### Extracted data
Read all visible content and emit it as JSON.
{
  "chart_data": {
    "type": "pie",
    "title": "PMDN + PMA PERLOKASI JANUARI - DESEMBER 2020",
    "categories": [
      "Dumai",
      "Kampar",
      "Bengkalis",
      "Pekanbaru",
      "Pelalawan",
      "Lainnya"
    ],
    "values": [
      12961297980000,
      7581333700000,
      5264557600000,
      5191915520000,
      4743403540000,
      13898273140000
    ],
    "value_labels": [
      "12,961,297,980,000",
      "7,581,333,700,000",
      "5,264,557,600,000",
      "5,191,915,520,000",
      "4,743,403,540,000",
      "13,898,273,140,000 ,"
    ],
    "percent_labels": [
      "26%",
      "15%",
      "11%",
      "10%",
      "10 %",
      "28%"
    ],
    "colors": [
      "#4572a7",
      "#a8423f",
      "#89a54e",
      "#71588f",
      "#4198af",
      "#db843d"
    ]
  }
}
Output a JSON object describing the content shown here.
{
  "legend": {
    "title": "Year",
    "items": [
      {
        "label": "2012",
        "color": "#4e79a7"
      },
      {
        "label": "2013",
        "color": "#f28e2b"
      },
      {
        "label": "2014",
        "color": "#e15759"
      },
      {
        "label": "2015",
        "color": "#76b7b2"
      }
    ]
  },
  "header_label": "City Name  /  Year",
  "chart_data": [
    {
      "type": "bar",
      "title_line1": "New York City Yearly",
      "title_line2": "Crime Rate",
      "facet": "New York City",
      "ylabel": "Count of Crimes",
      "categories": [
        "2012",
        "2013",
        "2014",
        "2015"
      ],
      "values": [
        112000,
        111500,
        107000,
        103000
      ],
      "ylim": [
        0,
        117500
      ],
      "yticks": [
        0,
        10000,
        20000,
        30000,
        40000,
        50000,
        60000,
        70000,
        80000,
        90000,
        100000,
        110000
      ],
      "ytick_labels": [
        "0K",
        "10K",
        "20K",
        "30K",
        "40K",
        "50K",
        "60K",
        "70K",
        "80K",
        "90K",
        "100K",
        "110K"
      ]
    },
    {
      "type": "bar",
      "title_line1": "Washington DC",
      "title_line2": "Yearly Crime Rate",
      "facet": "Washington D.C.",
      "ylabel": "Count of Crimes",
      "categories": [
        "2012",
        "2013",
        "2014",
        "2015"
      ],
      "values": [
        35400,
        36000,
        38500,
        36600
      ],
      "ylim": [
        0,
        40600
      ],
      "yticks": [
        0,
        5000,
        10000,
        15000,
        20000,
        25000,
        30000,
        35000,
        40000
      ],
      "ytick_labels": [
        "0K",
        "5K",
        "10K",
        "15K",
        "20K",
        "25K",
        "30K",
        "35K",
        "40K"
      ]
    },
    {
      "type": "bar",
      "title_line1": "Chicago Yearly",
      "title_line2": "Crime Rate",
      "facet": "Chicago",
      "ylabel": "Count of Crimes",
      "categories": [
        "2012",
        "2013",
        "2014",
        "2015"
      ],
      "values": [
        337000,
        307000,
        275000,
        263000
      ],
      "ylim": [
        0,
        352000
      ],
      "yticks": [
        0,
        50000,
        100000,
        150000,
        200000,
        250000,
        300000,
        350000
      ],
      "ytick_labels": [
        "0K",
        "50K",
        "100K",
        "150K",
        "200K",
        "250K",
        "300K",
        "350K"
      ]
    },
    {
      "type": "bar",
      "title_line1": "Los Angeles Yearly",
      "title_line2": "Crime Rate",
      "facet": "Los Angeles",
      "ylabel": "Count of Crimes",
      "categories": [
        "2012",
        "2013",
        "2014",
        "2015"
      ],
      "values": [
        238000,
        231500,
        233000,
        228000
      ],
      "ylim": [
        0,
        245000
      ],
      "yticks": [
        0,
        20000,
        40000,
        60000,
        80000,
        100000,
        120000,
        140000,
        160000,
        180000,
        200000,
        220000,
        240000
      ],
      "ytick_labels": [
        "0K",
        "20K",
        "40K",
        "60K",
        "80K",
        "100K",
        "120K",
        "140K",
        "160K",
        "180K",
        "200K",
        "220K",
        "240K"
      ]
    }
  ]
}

### Instructions for the task
Retype all of the entries precisely as they are.

### Full output
Read all visible content and emit it as JSON.
{
  "chart_data": {
    "type": "pie",
    "title": "PMDN + PMA PERLOKASI JANUARI - DESEMBER 2020",
    "categories": [
      "Dumai",
      "Kampar",
      "Bengkalis",
      "Pekanbaru",
      "Pelalawan",
      "Lainnya"
    ],
    "values": [
      12961297980000,
      7581333700000,
      5264557600000,
      5191915520000,
      4743403540000,
      13898273140000
    ],
    "value_labels": [
      "12,961,297,980,000",
      "7,581,333,700,000",
      "5,264,557,600,000",
      "5,191,915,520,000",
      "4,743,403,540,000",
      "13,898,273,140,000 ,"
    ],
    "percent_labels": [
      "26%",
      "15%",
      "11%",
      "10%",
      "10 %",
      "28%"
    ],
    "colors": [
      "#4572a7",
      "#a8423f",
      "#89a54e",
      "#71588f",
      "#4198af",
      "#db843d"
    ]
  }
}
Output a JSON object describing the content shown here.
{
  "legend": {
    "title": "Year",
    "items": [
      {
        "label": "2012",
        "color": "#4e79a7"
      },
      {
        "label": "2013",
        "color": "#f28e2b"
      },
      {
        "label": "2014",
        "color": "#e15759"
      },
      {
        "label": "2015",
        "color": "#76b7b2"
      }
    ]
  },
  "header_label": "City Name  /  Year",
  "chart_data": [
    {
      "type": "bar",
      "title_line1": "New York City Yearly",
      "title_line2": "Crime Rate",
      "facet": "New York City",
      "ylabel": "Count of Crimes",
      "categories": [
        "2012",
        "2013",
        "2014",
        "2015"
      ],
      "values": [
        112000,
        111500,
        107000,
        103000
      ],
      "ylim": [
        0,
        117500
      ],
      "yticks": [
        0,
        10000,
        20000,
        30000,
        40000,
        50000,
        60000,
        70000,
        80000,
        90000,
        100000,
        110000
      ],
      "ytick_labels": [
        "0K",
        "10K",
        "20K",
        "30K",
        "40K",
        "50K",
        "60K",
        "70K",
        "80K",
        "90K",
        "100K",
        "110K"
      ]
    },
    {
      "type": "bar",
      "title_line1": "Washington DC",
      "title_line2": "Yearly Crime Rate",
      "facet": "Washington D.C.",
      "ylabel": "Count of Crimes",
      "categories": [
        "2012",
        "2013",
        "2014",
        "2015"
      ],
      "values": [
        35400,
        36000,
        38500,
        36600
      ],
      "ylim": [
        0,
        40600
      ],
      "yticks": [
        0,
        5000,
        10000,
        15000,
        20000,
        25000,
        30000,
        35000,
        40000
      ],
      "ytick_labels": [
        "0K",
        "5K",
        "10K",
        "15K",
        "20K",
        "25K",
        "30K",
        "35K",
        "40K"
      ]
    },
    {
      "type": "bar",
      "title_line1": "Chicago Yearly",
      "title_line2": "Crime Rate",
      "facet": "Chicago",
      "ylabel": "Count of Crimes",
      "categories": [
        "2012",
        "2013",
        "2014",
        "2015"
      ],
      "values": [
        337000,
        307000,
        275000,
        263000
      ],
      "ylim": [
        0,
        352000
      ],
      "yticks": [
        0,
        50000,
        100000,
        150000,
        200000,
        250000,
        300000,
        350000
      ],
      "ytick_labels": [
        "0K",
        "50K",
        "100K",
        "150K",
        "200K",
        "250K",
        "300K",
        "350K"
      ]
    },
    {
      "type": "bar",
      "title_line1": "Los Angeles Yearly",
      "title_line2": "Crime Rate",
      "facet": "Los Angeles",
      "ylabel": "Count of Crimes",
      "categories": [
        "2012",
        "2013",
        "2014",
        "2015"
      ],
      "values": [
        238000,
        231500,
        233000,
        228000
      ],
      "ylim": [
        0,
        245000
      ],
      "yticks": [
        0,
        20000,
        40000,
        60000,
        80000,
        100000,
        120000,
        140000,
        160000,
        180000,
        200000,
        220000,
        240000
      ],
      "ytick_labels": [
        "0K",
        "20K",
        "40K",
        "60K",
        "80K",
        "100K",
        "120K",
        "140K",
        "160K",
        "180K",
        "200K",
        "220K",
        "240K"
      ]
    }
  ]
}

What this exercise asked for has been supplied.